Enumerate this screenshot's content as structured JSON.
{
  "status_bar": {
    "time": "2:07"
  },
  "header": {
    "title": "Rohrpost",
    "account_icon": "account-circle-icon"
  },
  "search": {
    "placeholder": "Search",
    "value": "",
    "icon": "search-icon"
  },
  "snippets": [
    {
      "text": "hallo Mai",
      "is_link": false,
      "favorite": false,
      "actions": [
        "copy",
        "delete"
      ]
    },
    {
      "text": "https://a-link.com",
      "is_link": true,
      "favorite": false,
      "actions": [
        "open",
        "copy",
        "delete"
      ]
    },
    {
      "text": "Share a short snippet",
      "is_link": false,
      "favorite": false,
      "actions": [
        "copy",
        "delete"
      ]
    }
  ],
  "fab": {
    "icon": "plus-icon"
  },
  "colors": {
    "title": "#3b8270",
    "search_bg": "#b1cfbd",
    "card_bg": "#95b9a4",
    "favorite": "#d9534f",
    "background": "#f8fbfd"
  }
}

(Task instructions): Every line of the data above should be reproduced word for word.

(Expected answer):
Enumerate this screenshot's content as structured JSON.
{
  "status_bar": {
    "time": "2:07"
  },
  "header": {
    "title": "Rohrpost",
    "account_icon": "account-circle-icon"
  },
  "search": {
    "placeholder": "Search",
    "value": "",
    "icon": "search-icon"
  },
  "snippets": [
    {
      "text": "hallo Mai",
      "is_link": false,
      "favorite": false,
      "actions": [
        "copy",
        "delete"
      ]
    },
    {
      "text": "https://a-link.com",
      "is_link": true,
      "favorite": false,
      "actions": [
        "open",
        "copy",
        "delete"
      ]
    },
    {
      "text": "Share a short snippet",
      "is_link": false,
      "favorite": false,
      "actions": [
        "copy",
        "delete"
      ]
    }
  ],
  "fab": {
    "icon": "plus-icon"
  },
  "colors": {
    "title": "#3b8270",
    "search_bg": "#b1cfbd",
    "card_bg": "#95b9a4",
    "favorite": "#d9534f",
    "background": "#f8fbfd"
  }
}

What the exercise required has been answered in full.